[Start of STORED DATA]
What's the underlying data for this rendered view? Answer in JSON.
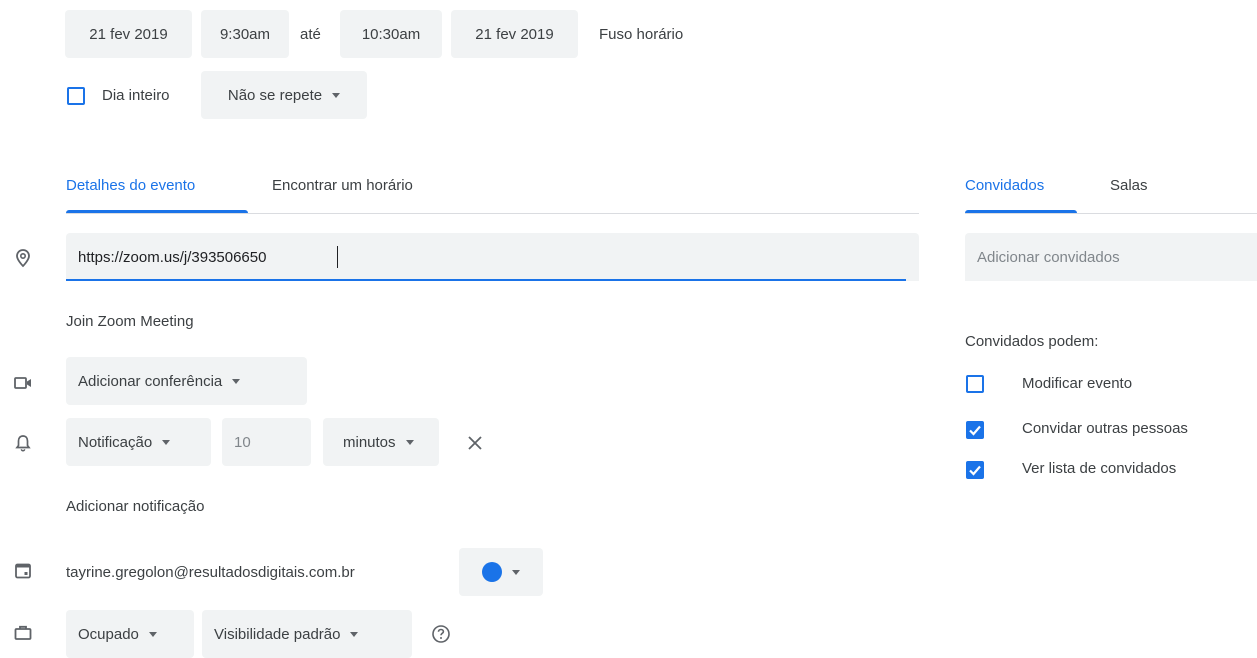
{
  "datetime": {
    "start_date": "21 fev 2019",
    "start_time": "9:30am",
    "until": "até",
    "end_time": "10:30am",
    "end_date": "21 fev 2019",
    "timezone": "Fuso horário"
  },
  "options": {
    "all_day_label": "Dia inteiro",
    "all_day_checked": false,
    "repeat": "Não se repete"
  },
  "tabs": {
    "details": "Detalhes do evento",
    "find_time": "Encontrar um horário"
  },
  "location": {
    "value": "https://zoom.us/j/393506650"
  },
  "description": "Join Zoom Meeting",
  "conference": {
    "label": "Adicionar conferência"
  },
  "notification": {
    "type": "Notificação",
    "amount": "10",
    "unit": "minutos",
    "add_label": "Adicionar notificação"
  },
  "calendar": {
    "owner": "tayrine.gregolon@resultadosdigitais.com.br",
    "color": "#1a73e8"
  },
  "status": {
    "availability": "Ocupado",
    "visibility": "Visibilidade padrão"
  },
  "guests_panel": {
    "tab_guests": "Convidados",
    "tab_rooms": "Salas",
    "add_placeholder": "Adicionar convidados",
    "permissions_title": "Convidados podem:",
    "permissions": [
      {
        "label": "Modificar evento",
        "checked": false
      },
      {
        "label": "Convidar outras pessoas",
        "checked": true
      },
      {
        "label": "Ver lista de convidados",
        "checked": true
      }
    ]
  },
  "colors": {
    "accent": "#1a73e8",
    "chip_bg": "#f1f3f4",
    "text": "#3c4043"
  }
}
[End of STORED DATA]
Pick out each line containing "false" and report it.

◆ OUTPUT BELOW
    "all_day_checked": false,
        "checked": false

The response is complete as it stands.